• _DO THIS_:
Look through the data below. Pick out the lines holding the string "like".

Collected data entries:
'''

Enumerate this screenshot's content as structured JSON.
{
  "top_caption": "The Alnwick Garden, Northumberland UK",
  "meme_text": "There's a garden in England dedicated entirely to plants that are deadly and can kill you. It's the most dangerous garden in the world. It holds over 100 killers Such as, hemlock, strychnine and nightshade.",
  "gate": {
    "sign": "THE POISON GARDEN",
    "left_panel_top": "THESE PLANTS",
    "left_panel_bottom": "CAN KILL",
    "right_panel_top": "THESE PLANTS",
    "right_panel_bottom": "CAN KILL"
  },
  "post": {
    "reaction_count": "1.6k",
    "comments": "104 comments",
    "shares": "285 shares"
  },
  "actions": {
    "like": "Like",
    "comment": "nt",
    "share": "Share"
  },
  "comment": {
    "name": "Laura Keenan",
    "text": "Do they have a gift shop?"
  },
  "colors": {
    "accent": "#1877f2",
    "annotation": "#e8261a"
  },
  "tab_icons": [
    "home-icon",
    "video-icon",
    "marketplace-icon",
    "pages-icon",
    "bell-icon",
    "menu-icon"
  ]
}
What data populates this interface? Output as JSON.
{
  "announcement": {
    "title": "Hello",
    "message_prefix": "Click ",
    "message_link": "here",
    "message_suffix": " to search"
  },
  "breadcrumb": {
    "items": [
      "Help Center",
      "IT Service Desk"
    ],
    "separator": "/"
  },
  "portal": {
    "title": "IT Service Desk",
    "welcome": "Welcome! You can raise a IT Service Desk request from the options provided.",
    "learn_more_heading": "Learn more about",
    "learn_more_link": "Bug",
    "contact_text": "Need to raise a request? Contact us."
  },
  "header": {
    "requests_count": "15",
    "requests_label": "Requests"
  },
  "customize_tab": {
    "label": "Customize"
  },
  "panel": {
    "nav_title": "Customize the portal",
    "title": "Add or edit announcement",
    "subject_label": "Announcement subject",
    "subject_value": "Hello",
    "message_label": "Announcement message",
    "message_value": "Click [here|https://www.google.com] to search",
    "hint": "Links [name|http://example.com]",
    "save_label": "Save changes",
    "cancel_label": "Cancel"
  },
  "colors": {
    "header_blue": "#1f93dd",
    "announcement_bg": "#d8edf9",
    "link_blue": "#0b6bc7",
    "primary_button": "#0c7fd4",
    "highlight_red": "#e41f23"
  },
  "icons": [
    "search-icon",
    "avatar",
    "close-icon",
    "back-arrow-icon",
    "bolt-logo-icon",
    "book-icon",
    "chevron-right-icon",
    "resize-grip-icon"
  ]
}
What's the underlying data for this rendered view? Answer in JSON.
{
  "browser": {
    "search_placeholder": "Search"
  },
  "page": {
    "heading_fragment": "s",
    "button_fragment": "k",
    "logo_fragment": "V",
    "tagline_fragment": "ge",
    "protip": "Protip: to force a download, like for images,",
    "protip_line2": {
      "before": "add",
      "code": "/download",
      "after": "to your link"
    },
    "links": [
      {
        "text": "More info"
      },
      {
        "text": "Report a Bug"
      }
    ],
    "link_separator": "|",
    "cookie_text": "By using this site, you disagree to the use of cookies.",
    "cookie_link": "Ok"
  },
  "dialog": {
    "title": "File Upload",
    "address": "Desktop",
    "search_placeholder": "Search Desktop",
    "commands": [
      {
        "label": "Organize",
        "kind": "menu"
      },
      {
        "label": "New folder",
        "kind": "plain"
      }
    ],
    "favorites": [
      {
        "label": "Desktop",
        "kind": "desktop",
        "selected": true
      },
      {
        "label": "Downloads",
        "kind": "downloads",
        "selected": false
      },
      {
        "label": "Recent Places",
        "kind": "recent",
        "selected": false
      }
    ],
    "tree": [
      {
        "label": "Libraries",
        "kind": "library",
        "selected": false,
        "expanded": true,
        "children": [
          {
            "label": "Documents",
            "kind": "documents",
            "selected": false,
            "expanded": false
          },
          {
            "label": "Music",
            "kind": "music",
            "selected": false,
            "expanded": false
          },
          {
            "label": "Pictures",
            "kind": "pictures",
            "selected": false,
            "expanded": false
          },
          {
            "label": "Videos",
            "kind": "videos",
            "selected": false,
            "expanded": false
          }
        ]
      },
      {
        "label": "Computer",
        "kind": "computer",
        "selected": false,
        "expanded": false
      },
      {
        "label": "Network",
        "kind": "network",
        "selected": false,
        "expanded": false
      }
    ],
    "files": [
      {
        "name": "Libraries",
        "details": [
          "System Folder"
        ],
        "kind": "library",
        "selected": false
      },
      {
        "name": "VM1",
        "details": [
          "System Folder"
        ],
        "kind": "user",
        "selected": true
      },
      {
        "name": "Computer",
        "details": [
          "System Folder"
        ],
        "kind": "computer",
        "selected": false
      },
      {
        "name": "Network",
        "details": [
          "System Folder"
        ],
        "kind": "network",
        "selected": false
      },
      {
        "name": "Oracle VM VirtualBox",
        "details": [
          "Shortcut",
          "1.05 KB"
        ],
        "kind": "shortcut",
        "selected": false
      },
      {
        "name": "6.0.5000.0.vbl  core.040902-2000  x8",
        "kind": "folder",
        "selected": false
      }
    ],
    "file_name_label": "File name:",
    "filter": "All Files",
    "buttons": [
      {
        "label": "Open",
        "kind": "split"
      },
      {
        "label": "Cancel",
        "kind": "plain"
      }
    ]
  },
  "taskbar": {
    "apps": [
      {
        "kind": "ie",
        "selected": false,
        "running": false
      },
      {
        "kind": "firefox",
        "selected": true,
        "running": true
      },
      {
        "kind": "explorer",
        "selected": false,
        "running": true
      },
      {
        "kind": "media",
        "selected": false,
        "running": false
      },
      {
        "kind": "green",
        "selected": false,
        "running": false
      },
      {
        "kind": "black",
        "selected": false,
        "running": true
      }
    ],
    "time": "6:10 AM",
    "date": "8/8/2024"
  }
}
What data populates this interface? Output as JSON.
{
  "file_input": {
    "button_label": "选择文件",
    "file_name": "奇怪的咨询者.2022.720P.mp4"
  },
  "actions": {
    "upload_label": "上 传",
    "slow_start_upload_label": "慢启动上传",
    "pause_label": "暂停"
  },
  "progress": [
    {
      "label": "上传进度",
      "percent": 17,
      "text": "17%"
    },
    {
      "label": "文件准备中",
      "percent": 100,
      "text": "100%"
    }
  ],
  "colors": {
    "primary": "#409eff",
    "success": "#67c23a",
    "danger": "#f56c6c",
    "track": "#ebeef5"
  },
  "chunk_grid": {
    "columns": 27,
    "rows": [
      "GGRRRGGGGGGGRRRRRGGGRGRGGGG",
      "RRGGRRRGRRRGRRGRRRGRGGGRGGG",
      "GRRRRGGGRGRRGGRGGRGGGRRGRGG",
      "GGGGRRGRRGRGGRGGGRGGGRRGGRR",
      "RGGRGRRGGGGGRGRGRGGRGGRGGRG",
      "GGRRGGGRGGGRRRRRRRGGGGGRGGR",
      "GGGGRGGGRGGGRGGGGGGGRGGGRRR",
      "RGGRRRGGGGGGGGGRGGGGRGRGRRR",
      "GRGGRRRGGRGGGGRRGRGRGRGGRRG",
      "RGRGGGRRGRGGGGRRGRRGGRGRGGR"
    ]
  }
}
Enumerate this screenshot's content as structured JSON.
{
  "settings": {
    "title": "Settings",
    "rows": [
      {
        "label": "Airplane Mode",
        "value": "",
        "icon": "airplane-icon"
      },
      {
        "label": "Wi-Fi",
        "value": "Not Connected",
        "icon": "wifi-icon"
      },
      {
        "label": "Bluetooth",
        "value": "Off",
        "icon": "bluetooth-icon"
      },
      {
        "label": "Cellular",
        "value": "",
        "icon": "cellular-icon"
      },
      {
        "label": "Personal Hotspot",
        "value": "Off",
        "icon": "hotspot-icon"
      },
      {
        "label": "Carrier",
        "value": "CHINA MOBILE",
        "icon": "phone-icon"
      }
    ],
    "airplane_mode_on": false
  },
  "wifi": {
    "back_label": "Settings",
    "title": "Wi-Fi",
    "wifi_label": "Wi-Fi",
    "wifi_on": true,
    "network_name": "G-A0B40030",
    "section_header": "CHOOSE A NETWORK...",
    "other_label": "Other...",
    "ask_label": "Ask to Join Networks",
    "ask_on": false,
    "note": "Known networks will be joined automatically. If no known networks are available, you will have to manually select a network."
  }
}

'''

• _REPLY TO THE EXERCISE_:
    "like": "Like",
    "protip": "Protip: to force a download, like for images,",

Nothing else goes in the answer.